Task instructions » Lift every line from the entries that includes the word "тумачење".

######

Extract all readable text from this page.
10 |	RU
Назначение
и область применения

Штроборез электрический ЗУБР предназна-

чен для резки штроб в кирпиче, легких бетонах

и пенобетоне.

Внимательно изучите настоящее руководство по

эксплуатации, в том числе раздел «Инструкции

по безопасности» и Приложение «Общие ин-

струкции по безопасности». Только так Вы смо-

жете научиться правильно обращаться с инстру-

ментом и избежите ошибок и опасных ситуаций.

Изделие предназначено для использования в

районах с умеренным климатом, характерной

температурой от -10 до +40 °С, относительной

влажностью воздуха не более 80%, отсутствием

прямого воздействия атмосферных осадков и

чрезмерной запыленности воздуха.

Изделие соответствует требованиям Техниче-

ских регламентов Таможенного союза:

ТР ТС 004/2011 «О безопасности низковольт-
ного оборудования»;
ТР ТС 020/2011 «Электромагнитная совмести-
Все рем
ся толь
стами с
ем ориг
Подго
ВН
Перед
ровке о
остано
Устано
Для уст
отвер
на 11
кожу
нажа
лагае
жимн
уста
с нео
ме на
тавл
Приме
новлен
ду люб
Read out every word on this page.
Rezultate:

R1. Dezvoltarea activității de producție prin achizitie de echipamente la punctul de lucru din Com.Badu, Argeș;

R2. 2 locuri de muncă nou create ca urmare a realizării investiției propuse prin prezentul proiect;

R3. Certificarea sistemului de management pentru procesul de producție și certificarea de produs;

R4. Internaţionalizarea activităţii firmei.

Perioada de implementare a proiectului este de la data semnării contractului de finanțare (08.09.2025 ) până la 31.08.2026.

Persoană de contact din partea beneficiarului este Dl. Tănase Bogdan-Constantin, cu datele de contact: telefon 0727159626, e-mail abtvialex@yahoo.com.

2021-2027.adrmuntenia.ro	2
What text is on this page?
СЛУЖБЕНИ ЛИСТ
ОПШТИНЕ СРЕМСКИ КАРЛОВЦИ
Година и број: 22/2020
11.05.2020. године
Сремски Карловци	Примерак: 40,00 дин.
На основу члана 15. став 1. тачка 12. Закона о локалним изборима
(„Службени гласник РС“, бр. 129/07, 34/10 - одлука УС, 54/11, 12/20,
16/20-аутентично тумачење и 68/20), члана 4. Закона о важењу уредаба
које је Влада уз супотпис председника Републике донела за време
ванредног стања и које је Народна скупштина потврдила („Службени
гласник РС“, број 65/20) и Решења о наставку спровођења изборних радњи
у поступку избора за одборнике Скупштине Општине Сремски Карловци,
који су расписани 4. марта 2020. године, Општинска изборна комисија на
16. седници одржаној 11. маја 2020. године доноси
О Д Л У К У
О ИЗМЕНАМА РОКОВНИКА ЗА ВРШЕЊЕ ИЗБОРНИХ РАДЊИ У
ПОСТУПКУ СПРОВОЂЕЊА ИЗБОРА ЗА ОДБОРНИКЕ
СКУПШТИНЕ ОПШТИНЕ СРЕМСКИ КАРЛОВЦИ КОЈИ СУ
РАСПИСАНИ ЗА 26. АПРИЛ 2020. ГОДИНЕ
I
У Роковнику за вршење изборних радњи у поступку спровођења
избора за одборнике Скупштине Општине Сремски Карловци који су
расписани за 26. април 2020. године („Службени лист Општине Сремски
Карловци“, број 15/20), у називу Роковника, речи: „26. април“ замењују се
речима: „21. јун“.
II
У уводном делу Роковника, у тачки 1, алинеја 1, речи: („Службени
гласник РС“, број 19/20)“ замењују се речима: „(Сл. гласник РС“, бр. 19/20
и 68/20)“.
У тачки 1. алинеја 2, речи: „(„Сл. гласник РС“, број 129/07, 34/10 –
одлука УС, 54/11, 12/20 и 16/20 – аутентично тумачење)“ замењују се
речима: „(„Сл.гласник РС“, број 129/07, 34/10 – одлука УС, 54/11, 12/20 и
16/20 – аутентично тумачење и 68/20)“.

######

Output for this exercise »
16/20-аутентично тумачење и 68/20), члана 4. Закона о важењу уредаба
одлука УС, 54/11, 12/20 и 16/20 – аутентично тумачење)“ замењују се
16/20 – аутентично тумачење и 68/20)“.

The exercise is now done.